# [WHAT THIS TASK INVOLVES]
Every entry must be duplicated precisely as written.

Extracted records:
--------------------------------

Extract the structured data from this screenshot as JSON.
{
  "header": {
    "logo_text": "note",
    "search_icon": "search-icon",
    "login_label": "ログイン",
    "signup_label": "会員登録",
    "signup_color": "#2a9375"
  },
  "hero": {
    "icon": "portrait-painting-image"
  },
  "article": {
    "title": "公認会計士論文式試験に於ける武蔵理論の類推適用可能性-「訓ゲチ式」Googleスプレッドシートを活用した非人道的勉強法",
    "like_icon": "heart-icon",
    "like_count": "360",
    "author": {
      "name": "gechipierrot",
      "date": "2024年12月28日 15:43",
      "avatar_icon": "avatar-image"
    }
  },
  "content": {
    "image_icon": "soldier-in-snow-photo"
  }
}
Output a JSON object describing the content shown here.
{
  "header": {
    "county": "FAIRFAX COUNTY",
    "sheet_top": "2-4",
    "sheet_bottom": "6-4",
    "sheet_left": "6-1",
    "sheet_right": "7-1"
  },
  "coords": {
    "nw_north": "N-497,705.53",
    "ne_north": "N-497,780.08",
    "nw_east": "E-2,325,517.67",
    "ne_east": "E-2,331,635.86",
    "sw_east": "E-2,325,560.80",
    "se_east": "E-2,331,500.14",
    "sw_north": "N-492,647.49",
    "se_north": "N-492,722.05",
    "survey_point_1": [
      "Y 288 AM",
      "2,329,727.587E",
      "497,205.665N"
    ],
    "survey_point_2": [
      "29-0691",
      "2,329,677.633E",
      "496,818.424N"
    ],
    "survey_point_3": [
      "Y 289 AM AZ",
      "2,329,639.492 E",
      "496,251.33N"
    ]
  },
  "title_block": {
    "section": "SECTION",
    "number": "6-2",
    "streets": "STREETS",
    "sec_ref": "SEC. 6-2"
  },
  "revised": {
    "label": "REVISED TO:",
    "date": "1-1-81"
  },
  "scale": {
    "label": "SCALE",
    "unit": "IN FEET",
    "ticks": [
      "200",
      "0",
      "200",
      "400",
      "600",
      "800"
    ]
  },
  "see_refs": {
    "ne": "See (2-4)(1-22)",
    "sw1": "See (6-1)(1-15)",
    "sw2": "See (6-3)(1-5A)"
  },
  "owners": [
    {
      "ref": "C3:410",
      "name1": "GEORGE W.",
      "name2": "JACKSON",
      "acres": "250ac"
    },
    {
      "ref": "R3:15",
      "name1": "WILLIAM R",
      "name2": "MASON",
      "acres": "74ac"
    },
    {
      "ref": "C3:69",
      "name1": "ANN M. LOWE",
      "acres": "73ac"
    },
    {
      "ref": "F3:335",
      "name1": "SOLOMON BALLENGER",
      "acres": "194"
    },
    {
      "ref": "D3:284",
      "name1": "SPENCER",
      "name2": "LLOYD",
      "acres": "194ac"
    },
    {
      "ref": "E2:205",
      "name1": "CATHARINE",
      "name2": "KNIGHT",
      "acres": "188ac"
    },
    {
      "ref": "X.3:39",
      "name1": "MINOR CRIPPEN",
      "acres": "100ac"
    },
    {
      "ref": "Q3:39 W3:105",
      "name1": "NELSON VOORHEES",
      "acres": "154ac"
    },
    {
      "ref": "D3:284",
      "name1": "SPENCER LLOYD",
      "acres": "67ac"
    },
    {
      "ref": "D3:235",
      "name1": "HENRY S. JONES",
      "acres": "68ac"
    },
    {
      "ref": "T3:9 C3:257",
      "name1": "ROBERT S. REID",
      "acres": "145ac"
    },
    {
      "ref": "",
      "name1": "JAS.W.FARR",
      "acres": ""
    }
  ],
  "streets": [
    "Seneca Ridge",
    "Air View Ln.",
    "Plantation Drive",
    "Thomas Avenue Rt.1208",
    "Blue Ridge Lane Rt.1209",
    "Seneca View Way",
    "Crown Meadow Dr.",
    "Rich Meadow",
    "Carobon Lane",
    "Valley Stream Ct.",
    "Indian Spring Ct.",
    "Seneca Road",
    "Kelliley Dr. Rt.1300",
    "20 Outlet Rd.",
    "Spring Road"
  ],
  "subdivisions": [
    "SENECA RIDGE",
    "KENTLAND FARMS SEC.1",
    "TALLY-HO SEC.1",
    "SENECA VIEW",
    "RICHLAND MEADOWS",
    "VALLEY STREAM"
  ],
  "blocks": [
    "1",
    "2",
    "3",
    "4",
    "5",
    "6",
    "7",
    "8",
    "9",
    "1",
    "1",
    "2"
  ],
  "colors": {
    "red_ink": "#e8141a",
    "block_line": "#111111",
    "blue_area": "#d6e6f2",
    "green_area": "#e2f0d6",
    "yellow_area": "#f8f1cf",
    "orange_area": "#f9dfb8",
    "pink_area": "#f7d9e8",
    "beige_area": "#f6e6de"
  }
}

--------------------------------

# [WRITTEN REPLY]
Extract the structured data from this screenshot as JSON.
{
  "header": {
    "logo_text": "note",
    "search_icon": "search-icon",
    "login_label": "ログイン",
    "signup_label": "会員登録",
    "signup_color": "#2a9375"
  },
  "hero": {
    "icon": "portrait-painting-image"
  },
  "article": {
    "title": "公認会計士論文式試験に於ける武蔵理論の類推適用可能性-「訓ゲチ式」Googleスプレッドシートを活用した非人道的勉強法",
    "like_icon": "heart-icon",
    "like_count": "360",
    "author": {
      "name": "gechipierrot",
      "date": "2024年12月28日 15:43",
      "avatar_icon": "avatar-image"
    }
  },
  "content": {
    "image_icon": "soldier-in-snow-photo"
  }
}
Output a JSON object describing the content shown here.
{
  "header": {
    "county": "FAIRFAX COUNTY",
    "sheet_top": "2-4",
    "sheet_bottom": "6-4",
    "sheet_left": "6-1",
    "sheet_right": "7-1"
  },
  "coords": {
    "nw_north": "N-497,705.53",
    "ne_north": "N-497,780.08",
    "nw_east": "E-2,325,517.67",
    "ne_east": "E-2,331,635.86",
    "sw_east": "E-2,325,560.80",
    "se_east": "E-2,331,500.14",
    "sw_north": "N-492,647.49",
    "se_north": "N-492,722.05",
    "survey_point_1": [
      "Y 288 AM",
      "2,329,727.587E",
      "497,205.665N"
    ],
    "survey_point_2": [
      "29-0691",
      "2,329,677.633E",
      "496,818.424N"
    ],
    "survey_point_3": [
      "Y 289 AM AZ",
      "2,329,639.492 E",
      "496,251.33N"
    ]
  },
  "title_block": {
    "section": "SECTION",
    "number": "6-2",
    "streets": "STREETS",
    "sec_ref": "SEC. 6-2"
  },
  "revised": {
    "label": "REVISED TO:",
    "date": "1-1-81"
  },
  "scale": {
    "label": "SCALE",
    "unit": "IN FEET",
    "ticks": [
      "200",
      "0",
      "200",
      "400",
      "600",
      "800"
    ]
  },
  "see_refs": {
    "ne": "See (2-4)(1-22)",
    "sw1": "See (6-1)(1-15)",
    "sw2": "See (6-3)(1-5A)"
  },
  "owners": [
    {
      "ref": "C3:410",
      "name1": "GEORGE W.",
      "name2": "JACKSON",
      "acres": "250ac"
    },
    {
      "ref": "R3:15",
      "name1": "WILLIAM R",
      "name2": "MASON",
      "acres": "74ac"
    },
    {
      "ref": "C3:69",
      "name1": "ANN M. LOWE",
      "acres": "73ac"
    },
    {
      "ref": "F3:335",
      "name1": "SOLOMON BALLENGER",
      "acres": "194"
    },
    {
      "ref": "D3:284",
      "name1": "SPENCER",
      "name2": "LLOYD",
      "acres": "194ac"
    },
    {
      "ref": "E2:205",
      "name1": "CATHARINE",
      "name2": "KNIGHT",
      "acres": "188ac"
    },
    {
      "ref": "X.3:39",
      "name1": "MINOR CRIPPEN",
      "acres": "100ac"
    },
    {
      "ref": "Q3:39 W3:105",
      "name1": "NELSON VOORHEES",
      "acres": "154ac"
    },
    {
      "ref": "D3:284",
      "name1": "SPENCER LLOYD",
      "acres": "67ac"
    },
    {
      "ref": "D3:235",
      "name1": "HENRY S. JONES",
      "acres": "68ac"
    },
    {
      "ref": "T3:9 C3:257",
      "name1": "ROBERT S. REID",
      "acres": "145ac"
    },
    {
      "ref": "",
      "name1": "JAS.W.FARR",
      "acres": ""
    }
  ],
  "streets": [
    "Seneca Ridge",
    "Air View Ln.",
    "Plantation Drive",
    "Thomas Avenue Rt.1208",
    "Blue Ridge Lane Rt.1209",
    "Seneca View Way",
    "Crown Meadow Dr.",
    "Rich Meadow",
    "Carobon Lane",
    "Valley Stream Ct.",
    "Indian Spring Ct.",
    "Seneca Road",
    "Kelliley Dr. Rt.1300",
    "20 Outlet Rd.",
    "Spring Road"
  ],
  "subdivisions": [
    "SENECA RIDGE",
    "KENTLAND FARMS SEC.1",
    "TALLY-HO SEC.1",
    "SENECA VIEW",
    "RICHLAND MEADOWS",
    "VALLEY STREAM"
  ],
  "blocks": [
    "1",
    "2",
    "3",
    "4",
    "5",
    "6",
    "7",
    "8",
    "9",
    "1",
    "1",
    "2"
  ],
  "colors": {
    "red_ink": "#e8141a",
    "block_line": "#111111",
    "blue_area": "#d6e6f2",
    "green_area": "#e2f0d6",
    "yellow_area": "#f8f1cf",
    "orange_area": "#f9dfb8",
    "pink_area": "#f7d9e8",
    "beige_area": "#f6e6de"
  }
}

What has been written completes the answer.